PASSAGE PROVIDED -
--- --- ---

We live immersed in a revolution that is changing our way of life and our future. And the new world… is old. For the first time, the vast majority of countries are simultaneously reducing the birth rate and increasing life expectancy, leaving the UN’s demographic projections, which always fall short, behind reality.

Soon the birth rate of our species, thanks to an India that looks more and more like China, will fall below the replacement rate. And more humans will die every day than will be born. The world shrinks.

In Europe we already live twice as long now as before the industrial revolution. In Spain – the pandemic took years away from us – men (obviously the weaker sex) live 81.2 years on average and women 86.7.

Andrew Scott, from the London Business School, points out four models for aging as people and as a society, because demography is the destiny of peoples: the first would be a Dorian Gray, who lives forever young and suddenly becomes old and dies; the second, Jonathan Swift’s Struldbruggs, immortal, but increasingly decrepit; the third, Peter Pan, always young; and the fourth, Marvel’s Wolverine, who ages, but knows how to regenerate and rejuvenate.

--- --- ---

WORK REQUEST 1 -
Answer these questions about the passage on population aging:
(a) What average life expectancy does the passage give for men and for women in Spain?
(b) Who sets out the four models for aging, and with what institution is he connected?
(c) Which country does the passage say looks more and more like China?
WORK REQUEST 2 -
Continue the passage on population aging from its last sentence.

MATERIAL PROVIDED -

--- --- ---

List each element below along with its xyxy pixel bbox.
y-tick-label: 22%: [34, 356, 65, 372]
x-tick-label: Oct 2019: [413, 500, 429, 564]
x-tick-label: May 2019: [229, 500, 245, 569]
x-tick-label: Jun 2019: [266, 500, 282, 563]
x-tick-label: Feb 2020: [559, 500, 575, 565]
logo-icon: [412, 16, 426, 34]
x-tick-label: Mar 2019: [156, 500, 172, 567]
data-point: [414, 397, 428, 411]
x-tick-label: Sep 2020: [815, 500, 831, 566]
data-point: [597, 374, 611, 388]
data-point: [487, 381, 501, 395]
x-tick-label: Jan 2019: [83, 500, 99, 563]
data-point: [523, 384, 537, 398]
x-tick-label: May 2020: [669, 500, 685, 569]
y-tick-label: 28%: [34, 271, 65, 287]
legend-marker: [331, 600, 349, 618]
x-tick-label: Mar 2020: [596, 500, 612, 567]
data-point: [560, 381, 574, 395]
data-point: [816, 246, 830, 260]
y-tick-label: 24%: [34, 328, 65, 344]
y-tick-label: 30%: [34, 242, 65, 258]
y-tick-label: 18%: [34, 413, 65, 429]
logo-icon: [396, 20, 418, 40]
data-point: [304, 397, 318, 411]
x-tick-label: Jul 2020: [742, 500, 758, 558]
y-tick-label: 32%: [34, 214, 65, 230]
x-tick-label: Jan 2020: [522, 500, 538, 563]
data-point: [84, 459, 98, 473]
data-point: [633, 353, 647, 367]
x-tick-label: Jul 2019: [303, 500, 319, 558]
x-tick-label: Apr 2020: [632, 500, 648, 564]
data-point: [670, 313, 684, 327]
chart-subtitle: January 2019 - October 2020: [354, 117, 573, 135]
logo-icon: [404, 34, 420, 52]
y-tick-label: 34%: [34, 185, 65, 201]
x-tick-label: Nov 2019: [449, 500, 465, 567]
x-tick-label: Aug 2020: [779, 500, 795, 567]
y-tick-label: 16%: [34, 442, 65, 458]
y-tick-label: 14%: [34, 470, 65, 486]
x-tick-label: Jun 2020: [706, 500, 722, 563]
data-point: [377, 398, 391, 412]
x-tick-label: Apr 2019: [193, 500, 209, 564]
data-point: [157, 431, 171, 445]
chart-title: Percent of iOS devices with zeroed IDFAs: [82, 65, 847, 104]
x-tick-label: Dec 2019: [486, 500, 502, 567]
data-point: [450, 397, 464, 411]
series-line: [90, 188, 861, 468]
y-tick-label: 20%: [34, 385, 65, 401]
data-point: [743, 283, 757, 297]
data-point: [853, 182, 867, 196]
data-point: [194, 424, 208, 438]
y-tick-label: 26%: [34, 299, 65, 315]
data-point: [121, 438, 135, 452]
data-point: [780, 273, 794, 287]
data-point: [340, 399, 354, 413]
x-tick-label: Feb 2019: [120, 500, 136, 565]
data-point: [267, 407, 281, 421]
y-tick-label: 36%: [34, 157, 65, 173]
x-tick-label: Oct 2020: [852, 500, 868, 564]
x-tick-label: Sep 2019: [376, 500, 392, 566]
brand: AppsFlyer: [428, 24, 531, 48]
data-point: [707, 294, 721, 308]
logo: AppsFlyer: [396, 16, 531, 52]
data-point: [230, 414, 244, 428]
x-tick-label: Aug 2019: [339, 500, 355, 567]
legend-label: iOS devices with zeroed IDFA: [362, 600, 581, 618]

--- --- ---

ANSWER SECTION 1 -
(a) Men live 81.2 years on average, and women live 86.7.
(b) Andrew Scott, from the London Business School.
(c) India.

ANSWER SECTION 2 -
The choice assumes that each individual and society opts for certain lines of scientific, socio-health and pension research. And the fact is that the current model of studying for 25 years, working for 35 and collecting the pension for another 35 is unsustainable.

It will be necessary to work more years, but not only: we will also have to educate ourselves, retire and return to work several times throughout a life that, long before what the UN said, will be 100 years on average.

Funding it requires earning a salary in your 60s, 70s and beyond, common in American workplaces today, but much less so here. Demographers warn that the only thing these new systems cannot be is mandatory, because their success depends on a great personal and collective effort to embrace ageist diversity from the classroom to the boards of directors.